-------- Supplied material --------
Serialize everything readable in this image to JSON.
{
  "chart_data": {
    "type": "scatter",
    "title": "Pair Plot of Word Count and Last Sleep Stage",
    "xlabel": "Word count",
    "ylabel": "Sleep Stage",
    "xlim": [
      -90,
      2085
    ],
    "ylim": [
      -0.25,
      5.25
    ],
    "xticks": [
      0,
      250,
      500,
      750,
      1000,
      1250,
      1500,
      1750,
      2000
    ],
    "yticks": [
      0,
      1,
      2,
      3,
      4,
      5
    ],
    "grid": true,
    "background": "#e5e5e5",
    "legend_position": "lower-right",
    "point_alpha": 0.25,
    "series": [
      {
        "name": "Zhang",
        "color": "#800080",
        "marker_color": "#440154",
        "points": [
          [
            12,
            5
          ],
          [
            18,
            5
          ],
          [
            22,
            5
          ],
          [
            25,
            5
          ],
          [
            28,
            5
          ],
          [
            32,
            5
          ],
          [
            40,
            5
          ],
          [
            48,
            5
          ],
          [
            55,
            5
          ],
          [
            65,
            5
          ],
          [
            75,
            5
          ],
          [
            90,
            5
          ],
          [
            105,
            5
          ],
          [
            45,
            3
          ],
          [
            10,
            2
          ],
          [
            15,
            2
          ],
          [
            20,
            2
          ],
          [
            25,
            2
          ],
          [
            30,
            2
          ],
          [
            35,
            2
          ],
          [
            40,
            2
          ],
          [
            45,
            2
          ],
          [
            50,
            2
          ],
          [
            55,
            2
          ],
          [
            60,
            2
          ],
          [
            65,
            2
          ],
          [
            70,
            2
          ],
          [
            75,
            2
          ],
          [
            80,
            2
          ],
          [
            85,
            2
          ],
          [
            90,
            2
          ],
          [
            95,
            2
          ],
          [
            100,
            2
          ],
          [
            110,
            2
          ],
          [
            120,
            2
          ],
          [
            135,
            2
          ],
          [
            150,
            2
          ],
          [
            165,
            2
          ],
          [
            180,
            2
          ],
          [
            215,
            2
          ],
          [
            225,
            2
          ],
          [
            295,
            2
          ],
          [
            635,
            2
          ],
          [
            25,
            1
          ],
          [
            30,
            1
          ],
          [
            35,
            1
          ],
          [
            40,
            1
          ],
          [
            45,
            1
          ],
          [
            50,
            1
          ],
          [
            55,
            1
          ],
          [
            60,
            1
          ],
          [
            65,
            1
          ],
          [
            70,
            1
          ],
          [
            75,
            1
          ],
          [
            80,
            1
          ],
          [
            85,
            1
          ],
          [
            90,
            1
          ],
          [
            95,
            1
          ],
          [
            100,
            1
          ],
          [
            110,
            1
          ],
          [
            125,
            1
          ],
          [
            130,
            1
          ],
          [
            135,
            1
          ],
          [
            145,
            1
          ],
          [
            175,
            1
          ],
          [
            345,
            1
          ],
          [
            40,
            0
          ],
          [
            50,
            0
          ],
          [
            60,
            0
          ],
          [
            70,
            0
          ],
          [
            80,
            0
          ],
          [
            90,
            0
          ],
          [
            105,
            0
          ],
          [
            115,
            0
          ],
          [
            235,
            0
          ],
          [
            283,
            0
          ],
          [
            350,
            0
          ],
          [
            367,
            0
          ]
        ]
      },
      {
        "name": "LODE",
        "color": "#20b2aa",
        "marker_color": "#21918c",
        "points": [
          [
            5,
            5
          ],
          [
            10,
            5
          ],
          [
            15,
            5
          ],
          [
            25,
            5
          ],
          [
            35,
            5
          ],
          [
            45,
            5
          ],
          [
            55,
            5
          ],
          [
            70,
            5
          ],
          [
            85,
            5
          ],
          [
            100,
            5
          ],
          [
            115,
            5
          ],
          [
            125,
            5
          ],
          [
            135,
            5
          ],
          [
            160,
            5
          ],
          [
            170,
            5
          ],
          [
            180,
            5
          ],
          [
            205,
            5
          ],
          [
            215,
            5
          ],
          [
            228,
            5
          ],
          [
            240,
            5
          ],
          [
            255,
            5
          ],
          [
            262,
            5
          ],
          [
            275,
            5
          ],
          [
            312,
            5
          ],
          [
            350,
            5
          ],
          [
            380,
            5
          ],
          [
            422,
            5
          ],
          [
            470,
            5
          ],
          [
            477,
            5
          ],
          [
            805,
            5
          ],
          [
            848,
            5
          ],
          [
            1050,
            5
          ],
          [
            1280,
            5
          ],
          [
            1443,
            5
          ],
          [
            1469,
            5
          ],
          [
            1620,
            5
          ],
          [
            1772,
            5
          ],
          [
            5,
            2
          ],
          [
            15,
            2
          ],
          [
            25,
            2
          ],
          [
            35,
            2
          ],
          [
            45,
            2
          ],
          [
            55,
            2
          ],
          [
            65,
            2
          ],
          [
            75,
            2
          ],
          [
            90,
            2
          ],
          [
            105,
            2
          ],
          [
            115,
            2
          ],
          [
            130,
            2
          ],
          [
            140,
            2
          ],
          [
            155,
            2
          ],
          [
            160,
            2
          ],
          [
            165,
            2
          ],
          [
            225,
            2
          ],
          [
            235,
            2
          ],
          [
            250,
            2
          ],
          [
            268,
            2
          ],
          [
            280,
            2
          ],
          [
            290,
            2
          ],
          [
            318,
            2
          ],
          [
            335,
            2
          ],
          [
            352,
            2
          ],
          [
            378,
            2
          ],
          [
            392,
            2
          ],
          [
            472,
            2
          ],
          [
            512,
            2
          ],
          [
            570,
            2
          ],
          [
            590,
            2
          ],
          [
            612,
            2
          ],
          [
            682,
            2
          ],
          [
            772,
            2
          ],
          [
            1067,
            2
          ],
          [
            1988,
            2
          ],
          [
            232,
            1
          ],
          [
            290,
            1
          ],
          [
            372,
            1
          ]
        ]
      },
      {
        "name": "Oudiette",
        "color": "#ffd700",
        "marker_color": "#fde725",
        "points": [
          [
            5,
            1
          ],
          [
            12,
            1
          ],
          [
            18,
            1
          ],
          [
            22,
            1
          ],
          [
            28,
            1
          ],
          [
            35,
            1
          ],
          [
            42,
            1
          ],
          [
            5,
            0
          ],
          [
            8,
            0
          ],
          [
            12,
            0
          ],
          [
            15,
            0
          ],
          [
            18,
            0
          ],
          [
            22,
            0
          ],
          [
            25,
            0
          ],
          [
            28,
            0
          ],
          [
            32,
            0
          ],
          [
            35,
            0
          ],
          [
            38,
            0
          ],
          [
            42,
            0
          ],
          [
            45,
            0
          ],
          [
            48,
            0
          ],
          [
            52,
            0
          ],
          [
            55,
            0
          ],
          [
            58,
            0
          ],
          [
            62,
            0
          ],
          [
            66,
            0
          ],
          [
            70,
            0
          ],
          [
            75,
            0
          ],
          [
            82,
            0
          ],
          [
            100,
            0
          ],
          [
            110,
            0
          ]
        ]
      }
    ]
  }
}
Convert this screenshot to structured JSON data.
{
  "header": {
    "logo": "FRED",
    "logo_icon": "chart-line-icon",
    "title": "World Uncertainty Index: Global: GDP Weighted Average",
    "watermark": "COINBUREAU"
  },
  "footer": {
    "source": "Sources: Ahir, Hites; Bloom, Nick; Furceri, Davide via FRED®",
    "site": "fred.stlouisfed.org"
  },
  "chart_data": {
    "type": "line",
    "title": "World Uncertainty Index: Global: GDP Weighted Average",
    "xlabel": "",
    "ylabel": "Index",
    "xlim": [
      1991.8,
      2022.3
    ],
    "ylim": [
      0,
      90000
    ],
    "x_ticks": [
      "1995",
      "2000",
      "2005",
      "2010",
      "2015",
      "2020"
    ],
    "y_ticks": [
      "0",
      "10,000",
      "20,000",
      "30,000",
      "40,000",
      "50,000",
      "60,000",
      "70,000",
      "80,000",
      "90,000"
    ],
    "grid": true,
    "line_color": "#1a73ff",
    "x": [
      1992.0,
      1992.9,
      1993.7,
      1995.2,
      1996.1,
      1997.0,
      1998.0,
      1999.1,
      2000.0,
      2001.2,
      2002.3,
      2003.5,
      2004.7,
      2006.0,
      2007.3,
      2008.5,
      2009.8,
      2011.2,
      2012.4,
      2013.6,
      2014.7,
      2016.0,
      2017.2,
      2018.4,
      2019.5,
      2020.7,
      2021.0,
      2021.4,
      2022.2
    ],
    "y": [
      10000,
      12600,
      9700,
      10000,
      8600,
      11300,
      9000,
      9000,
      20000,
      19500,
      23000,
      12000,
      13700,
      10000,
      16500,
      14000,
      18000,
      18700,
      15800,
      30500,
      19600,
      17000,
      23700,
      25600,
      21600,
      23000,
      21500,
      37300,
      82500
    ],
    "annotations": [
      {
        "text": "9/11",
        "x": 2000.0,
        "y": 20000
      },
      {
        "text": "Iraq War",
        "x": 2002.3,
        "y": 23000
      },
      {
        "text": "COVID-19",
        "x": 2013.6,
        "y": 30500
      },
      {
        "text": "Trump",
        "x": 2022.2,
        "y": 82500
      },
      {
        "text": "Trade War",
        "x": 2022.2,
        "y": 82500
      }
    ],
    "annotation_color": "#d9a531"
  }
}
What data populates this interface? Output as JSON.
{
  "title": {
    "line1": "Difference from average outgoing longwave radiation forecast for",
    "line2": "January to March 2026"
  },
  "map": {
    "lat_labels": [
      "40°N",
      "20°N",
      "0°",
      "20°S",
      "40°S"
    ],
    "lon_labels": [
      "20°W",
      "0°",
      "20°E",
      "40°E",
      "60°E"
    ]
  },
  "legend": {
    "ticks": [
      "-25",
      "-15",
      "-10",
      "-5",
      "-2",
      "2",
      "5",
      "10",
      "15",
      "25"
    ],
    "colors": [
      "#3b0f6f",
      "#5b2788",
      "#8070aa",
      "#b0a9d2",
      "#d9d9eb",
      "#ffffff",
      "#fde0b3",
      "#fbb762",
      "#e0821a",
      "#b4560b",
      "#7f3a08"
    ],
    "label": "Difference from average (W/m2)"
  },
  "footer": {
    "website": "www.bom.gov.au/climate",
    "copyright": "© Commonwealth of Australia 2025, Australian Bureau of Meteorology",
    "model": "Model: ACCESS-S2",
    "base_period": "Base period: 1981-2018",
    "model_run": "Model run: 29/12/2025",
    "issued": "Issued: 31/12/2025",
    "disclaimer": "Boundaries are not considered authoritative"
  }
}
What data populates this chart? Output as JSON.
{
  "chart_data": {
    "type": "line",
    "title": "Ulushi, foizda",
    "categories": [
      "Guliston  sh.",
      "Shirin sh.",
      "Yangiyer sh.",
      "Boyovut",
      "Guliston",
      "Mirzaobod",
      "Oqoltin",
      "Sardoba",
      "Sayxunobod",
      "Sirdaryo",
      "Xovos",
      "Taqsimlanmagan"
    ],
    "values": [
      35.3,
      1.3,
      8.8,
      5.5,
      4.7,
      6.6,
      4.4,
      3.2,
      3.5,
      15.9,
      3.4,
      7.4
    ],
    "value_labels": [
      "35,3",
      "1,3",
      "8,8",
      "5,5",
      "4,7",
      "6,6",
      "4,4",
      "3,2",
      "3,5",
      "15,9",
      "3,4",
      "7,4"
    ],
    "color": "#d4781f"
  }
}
--------
**What you have to do**
Which lines in the listing above hold the word "Difference"? Show each of them.

**Final result**
    "line1": "Difference from average outgoing longwave radiation forecast for",
    "label": "Difference from average (W/m2)"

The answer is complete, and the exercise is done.